Count the lines containing "dark". Give the number alone.
>> BEGIN DATA
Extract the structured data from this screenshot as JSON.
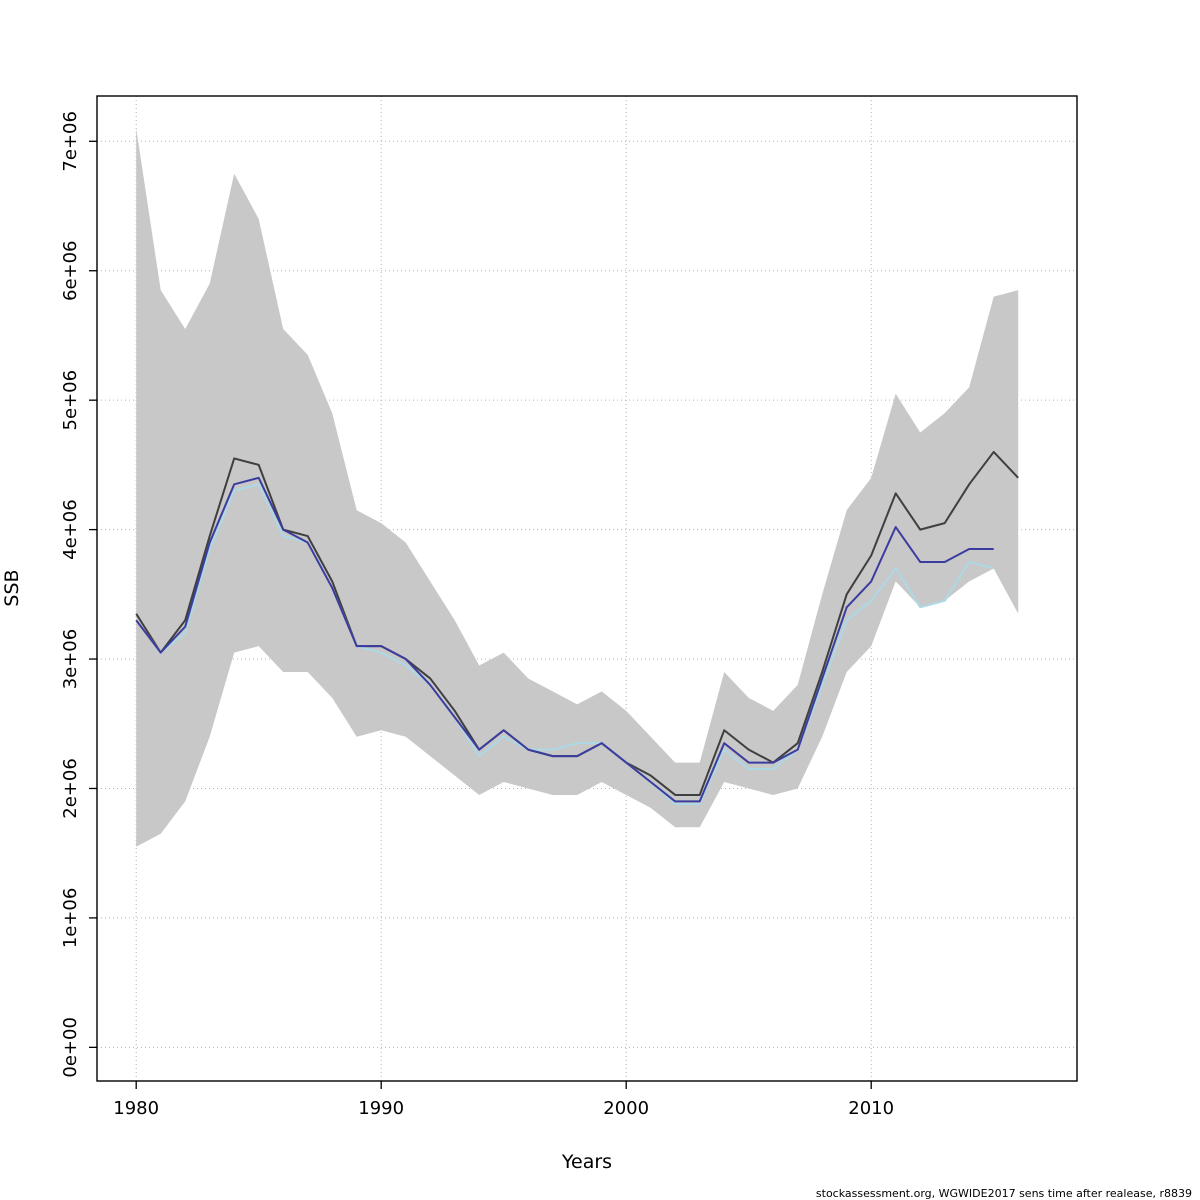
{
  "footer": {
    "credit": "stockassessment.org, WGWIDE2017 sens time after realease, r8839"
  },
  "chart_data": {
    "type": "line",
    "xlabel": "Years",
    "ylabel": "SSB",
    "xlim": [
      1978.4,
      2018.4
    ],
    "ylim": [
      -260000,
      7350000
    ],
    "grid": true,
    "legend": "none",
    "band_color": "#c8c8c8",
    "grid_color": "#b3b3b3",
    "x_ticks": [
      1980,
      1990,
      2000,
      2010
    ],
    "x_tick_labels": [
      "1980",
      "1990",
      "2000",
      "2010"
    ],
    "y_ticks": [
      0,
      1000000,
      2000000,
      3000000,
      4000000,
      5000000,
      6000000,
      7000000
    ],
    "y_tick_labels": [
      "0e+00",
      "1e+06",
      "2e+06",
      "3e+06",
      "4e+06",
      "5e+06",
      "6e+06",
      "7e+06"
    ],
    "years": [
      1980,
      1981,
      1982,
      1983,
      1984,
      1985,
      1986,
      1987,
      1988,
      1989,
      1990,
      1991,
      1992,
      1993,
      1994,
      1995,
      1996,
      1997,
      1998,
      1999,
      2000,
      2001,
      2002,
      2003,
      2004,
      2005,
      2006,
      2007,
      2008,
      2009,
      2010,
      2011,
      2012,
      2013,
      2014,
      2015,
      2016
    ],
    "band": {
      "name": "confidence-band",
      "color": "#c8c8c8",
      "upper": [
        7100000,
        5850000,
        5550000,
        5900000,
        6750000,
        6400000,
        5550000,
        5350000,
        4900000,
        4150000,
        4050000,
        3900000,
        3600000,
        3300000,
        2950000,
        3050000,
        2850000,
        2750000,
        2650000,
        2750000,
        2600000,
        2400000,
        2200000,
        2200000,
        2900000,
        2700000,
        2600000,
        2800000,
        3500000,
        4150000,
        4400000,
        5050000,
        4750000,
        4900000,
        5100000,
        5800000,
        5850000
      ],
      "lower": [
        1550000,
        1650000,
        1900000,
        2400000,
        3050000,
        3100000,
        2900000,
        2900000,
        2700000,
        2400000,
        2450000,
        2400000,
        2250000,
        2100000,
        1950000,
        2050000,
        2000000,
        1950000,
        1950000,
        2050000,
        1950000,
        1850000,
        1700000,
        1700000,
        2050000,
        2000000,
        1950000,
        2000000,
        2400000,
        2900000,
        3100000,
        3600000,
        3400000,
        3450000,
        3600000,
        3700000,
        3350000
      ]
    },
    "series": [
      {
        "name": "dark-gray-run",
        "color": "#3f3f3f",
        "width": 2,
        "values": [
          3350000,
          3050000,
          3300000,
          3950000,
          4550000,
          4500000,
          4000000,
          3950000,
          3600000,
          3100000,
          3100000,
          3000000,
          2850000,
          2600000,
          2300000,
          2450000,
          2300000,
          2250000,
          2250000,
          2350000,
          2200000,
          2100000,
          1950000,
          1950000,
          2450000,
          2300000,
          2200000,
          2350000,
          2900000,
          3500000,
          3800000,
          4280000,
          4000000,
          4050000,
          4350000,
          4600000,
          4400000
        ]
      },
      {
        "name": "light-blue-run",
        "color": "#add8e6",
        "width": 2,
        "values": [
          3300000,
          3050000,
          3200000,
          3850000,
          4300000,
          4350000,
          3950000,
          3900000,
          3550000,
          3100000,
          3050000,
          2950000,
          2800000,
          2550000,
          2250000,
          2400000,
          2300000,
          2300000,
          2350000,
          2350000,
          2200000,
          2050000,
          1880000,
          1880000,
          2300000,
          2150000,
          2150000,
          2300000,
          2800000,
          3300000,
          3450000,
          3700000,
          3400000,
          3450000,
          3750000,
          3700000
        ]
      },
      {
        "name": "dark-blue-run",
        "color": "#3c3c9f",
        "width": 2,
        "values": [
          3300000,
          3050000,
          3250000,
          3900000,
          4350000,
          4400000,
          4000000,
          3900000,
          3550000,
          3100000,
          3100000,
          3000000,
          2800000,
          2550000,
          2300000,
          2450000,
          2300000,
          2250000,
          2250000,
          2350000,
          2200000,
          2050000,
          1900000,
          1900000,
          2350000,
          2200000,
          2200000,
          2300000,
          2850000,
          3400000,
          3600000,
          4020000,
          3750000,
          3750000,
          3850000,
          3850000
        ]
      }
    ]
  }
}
>> END DATA
>> BEGIN DATA
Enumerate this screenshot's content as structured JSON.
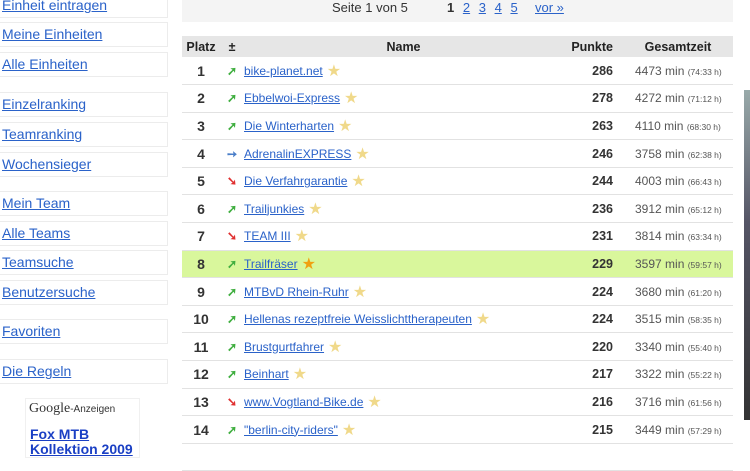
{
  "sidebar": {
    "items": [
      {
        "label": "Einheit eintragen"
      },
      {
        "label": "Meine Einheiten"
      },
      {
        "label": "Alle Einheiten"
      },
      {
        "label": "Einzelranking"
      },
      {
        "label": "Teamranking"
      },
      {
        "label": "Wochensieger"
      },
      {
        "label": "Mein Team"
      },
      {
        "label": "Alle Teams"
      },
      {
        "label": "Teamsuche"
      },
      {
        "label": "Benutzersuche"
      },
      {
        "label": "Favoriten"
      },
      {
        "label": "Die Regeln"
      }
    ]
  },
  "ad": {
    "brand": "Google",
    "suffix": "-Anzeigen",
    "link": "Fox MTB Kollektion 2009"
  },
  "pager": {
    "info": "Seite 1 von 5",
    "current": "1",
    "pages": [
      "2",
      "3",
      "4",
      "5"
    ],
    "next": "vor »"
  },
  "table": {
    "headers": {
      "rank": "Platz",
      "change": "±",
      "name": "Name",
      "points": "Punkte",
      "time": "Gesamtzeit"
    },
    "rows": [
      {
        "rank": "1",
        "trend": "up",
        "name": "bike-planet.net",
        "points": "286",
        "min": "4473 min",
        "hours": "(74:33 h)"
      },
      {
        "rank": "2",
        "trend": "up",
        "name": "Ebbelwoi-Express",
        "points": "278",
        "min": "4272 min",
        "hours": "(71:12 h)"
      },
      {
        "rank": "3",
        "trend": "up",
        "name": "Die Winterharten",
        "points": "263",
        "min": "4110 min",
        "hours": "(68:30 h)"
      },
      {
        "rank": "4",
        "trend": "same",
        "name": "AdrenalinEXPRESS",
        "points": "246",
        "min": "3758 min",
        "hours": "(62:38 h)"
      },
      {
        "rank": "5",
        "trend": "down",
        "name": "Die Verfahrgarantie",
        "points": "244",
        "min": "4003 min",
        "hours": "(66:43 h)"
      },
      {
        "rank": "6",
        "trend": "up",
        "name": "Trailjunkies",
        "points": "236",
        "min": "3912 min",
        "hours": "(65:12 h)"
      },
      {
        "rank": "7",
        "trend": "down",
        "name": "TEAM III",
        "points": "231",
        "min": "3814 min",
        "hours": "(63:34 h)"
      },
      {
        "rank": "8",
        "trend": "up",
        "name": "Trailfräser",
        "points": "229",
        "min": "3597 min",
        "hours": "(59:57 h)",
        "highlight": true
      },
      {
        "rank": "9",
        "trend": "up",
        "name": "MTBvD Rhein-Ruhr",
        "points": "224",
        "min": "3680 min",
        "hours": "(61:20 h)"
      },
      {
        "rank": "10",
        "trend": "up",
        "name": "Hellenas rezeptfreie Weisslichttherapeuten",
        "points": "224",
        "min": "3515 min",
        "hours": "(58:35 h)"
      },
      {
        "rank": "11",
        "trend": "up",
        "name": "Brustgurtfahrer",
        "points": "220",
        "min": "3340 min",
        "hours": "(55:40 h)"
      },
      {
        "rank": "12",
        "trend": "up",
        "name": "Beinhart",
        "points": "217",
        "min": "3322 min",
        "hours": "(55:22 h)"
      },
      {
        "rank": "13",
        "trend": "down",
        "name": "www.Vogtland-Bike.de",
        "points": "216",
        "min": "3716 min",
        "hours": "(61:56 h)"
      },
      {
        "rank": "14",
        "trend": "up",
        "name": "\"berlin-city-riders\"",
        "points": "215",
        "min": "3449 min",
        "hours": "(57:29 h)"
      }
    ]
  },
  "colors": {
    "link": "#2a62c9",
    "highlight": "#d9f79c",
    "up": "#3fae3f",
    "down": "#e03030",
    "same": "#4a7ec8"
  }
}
>> END DATA
>> BEGIN DATA
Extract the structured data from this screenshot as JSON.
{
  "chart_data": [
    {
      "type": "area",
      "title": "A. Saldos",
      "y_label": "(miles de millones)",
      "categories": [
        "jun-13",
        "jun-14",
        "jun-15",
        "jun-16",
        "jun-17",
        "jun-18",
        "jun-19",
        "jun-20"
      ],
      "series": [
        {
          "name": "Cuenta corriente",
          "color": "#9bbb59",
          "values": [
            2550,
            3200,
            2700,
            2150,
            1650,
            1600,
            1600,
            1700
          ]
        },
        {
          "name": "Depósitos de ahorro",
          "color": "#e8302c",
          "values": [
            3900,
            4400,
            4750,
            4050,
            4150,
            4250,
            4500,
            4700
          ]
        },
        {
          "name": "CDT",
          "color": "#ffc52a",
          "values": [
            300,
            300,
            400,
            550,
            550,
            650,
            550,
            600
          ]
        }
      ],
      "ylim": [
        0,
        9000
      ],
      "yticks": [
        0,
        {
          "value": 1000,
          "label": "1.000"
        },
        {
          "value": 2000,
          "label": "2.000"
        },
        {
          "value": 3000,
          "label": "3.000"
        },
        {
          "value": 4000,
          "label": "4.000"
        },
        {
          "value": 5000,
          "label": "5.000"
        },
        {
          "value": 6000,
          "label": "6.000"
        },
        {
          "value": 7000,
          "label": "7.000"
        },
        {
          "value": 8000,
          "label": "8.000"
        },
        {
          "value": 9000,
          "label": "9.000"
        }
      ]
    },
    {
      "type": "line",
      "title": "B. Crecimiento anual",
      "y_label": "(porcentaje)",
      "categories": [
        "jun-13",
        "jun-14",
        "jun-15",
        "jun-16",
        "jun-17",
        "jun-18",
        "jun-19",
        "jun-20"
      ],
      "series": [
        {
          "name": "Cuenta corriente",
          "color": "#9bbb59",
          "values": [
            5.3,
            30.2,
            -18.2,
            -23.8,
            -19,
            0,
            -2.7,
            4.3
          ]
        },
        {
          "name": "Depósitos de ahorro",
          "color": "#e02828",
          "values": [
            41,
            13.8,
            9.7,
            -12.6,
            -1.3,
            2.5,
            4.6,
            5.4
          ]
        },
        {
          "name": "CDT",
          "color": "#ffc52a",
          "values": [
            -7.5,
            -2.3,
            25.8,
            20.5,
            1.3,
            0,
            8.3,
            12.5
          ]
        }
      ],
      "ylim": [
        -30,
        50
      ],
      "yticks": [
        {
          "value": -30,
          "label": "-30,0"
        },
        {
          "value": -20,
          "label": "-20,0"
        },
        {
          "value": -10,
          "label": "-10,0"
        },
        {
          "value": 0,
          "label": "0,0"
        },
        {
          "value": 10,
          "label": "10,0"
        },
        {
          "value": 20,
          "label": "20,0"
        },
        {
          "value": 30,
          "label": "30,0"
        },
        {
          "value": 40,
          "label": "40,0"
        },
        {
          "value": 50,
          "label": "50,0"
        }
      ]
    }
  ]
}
>> END DATA
_EXPECTED ANSWER_
2